**TASK DIRECTIONS**. The data below needs to be returned exactly, line for line.

** begin DATASET CONTENT **

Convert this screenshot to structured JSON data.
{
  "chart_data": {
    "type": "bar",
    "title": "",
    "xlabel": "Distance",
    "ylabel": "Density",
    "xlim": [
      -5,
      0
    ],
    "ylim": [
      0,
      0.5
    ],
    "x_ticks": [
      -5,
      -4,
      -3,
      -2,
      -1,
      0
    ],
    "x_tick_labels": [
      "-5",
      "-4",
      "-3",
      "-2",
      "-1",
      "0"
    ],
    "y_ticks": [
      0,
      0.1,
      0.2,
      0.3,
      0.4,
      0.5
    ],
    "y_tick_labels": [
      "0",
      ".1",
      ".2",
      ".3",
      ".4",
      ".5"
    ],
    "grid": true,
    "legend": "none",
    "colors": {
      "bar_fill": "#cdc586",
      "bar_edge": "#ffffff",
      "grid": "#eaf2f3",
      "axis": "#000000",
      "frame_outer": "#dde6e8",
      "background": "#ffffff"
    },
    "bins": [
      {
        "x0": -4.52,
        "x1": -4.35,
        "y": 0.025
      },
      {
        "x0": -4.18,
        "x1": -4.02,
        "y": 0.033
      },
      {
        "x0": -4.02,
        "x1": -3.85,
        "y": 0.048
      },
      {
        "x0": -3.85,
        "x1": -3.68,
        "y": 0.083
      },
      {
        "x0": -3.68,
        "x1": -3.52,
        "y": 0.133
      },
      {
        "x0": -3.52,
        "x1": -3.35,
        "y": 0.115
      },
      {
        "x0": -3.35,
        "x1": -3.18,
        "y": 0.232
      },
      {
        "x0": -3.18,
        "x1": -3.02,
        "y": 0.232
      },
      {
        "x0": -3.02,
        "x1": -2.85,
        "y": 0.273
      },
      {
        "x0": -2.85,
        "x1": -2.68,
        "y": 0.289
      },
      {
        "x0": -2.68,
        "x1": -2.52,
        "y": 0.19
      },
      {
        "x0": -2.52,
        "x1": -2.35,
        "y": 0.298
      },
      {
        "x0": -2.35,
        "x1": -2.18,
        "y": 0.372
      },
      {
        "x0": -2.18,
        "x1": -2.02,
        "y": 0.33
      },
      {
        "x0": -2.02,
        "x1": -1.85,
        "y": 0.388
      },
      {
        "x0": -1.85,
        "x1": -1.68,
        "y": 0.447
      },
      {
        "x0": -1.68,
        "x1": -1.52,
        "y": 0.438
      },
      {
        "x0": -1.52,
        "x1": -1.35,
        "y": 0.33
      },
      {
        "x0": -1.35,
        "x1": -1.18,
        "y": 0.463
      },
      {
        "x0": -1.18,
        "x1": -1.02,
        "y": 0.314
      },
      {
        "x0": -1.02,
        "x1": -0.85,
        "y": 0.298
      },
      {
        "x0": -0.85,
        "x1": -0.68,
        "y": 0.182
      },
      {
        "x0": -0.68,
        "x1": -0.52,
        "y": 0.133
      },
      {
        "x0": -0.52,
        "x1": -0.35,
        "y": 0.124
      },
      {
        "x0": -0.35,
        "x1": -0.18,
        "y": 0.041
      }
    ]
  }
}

** end DATASET CONTENT **

**WORKED ANSWER**.
Convert this screenshot to structured JSON data.
{
  "chart_data": {
    "type": "bar",
    "title": "",
    "xlabel": "Distance",
    "ylabel": "Density",
    "xlim": [
      -5,
      0
    ],
    "ylim": [
      0,
      0.5
    ],
    "x_ticks": [
      -5,
      -4,
      -3,
      -2,
      -1,
      0
    ],
    "x_tick_labels": [
      "-5",
      "-4",
      "-3",
      "-2",
      "-1",
      "0"
    ],
    "y_ticks": [
      0,
      0.1,
      0.2,
      0.3,
      0.4,
      0.5
    ],
    "y_tick_labels": [
      "0",
      ".1",
      ".2",
      ".3",
      ".4",
      ".5"
    ],
    "grid": true,
    "legend": "none",
    "colors": {
      "bar_fill": "#cdc586",
      "bar_edge": "#ffffff",
      "grid": "#eaf2f3",
      "axis": "#000000",
      "frame_outer": "#dde6e8",
      "background": "#ffffff"
    },
    "bins": [
      {
        "x0": -4.52,
        "x1": -4.35,
        "y": 0.025
      },
      {
        "x0": -4.18,
        "x1": -4.02,
        "y": 0.033
      },
      {
        "x0": -4.02,
        "x1": -3.85,
        "y": 0.048
      },
      {
        "x0": -3.85,
        "x1": -3.68,
        "y": 0.083
      },
      {
        "x0": -3.68,
        "x1": -3.52,
        "y": 0.133
      },
      {
        "x0": -3.52,
        "x1": -3.35,
        "y": 0.115
      },
      {
        "x0": -3.35,
        "x1": -3.18,
        "y": 0.232
      },
      {
        "x0": -3.18,
        "x1": -3.02,
        "y": 0.232
      },
      {
        "x0": -3.02,
        "x1": -2.85,
        "y": 0.273
      },
      {
        "x0": -2.85,
        "x1": -2.68,
        "y": 0.289
      },
      {
        "x0": -2.68,
        "x1": -2.52,
        "y": 0.19
      },
      {
        "x0": -2.52,
        "x1": -2.35,
        "y": 0.298
      },
      {
        "x0": -2.35,
        "x1": -2.18,
        "y": 0.372
      },
      {
        "x0": -2.18,
        "x1": -2.02,
        "y": 0.33
      },
      {
        "x0": -2.02,
        "x1": -1.85,
        "y": 0.388
      },
      {
        "x0": -1.85,
        "x1": -1.68,
        "y": 0.447
      },
      {
        "x0": -1.68,
        "x1": -1.52,
        "y": 0.438
      },
      {
        "x0": -1.52,
        "x1": -1.35,
        "y": 0.33
      },
      {
        "x0": -1.35,
        "x1": -1.18,
        "y": 0.463
      },
      {
        "x0": -1.18,
        "x1": -1.02,
        "y": 0.314
      },
      {
        "x0": -1.02,
        "x1": -0.85,
        "y": 0.298
      },
      {
        "x0": -0.85,
        "x1": -0.68,
        "y": 0.182
      },
      {
        "x0": -0.68,
        "x1": -0.52,
        "y": 0.133
      },
      {
        "x0": -0.52,
        "x1": -0.35,
        "y": 0.124
      },
      {
        "x0": -0.35,
        "x1": -0.18,
        "y": 0.041
      }
    ]
  }
}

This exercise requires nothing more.